**QUESTIONS ON THE MATERIAL:**
1) For each statement, say whether it agrees with the customized employment article, answering yes or no and quoting the words of the article that decide it. (a) Tonya Stonesifer is based in Maryland. (b) The Customized Employment program was established less than five years ago. (c) Tonya says money motivates every individual the counselors work with.
2) Write out the passage of the customized employment article starting at "Posted on July" and ending at "support and identity.", word for word.

**PROVIDED TEXT:**

- - -

Creating Opportunities for Employment Success - Penn-Mar

Creating Opportunities for Employment Success

Posted on July 23, 2021

Featuring Penn-Mar Career Counselors Tricia Zeltwanger and Tonya Stonesifer.

Belonging and purpose help to give our lives meaning. When we belong and where there is acceptance and inclusion from the people in our lives, from our families and friends to our co-workers, we feel a sense of security, support and identity.

For the men and women with intellectual and developmental disabilities (IDD) who Penn-Mar supports through its Customized Employment (CE) program, belonging is one of the main drivers of their career goals, and according to Penn-Mar Career Counselors Tonya Stonesifer and Tricia Zeltwanger, it can even trump a paycheck.

“Money doesn’t necessarily motivate all of the individuals we work with in finding meaningful work,” said Tonya, a Penn-Mar Employment Specialist based in Maryland. “It’s really about being part of the community, of belonging and being able to do a good job.”

“Sure, they want to make money…we all do,” said Tricia, who is based in Pennsylvania, “but they really want to formulate fun in their everyday lives and create friendships and relationships within their communities.”

Customized Employment 101

Penn-Mar’s Customized Employment program, established more than a decade ago, supports people in connecting their interests, skills, talents, and conditions for success to competitive integrated employment. Simply put, the program works to create a win-win employment opportunity for the job seeker and employer that meets both their needs.

- - -

**DATASET:**
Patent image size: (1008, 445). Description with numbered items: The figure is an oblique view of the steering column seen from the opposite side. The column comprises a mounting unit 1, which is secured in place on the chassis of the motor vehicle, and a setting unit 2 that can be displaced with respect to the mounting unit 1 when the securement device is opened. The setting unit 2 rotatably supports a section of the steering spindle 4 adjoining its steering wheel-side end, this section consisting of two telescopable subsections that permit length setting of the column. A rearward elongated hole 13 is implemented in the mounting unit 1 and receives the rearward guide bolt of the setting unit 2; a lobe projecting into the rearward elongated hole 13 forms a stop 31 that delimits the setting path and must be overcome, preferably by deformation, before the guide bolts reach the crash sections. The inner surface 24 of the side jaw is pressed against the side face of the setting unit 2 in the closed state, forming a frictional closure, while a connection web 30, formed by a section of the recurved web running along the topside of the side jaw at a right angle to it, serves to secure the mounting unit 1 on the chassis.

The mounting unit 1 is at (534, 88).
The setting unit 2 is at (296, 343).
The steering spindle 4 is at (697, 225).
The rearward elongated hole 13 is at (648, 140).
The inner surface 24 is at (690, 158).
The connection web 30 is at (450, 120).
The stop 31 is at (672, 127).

- - -

**ANSWERS BY ITEM NUMBER:**
1)
(a) Yes: "a Penn-Mar Employment Specialist based in Maryland"
(b) No: "established more than a decade ago"
(c) No: "Money doesn’t necessarily motivate all of the individuals we work with in finding meaningful work"

2)
Posted on July 23, 2021

Featuring Penn-Mar Career Counselors Tricia Zeltwanger and Tonya Stonesifer.

Belonging and purpose help to give our lives meaning. When we belong and where there is acceptance and inclusion from the people in our lives, from our families and friends to our co-workers, we feel a sense of security, support and identity.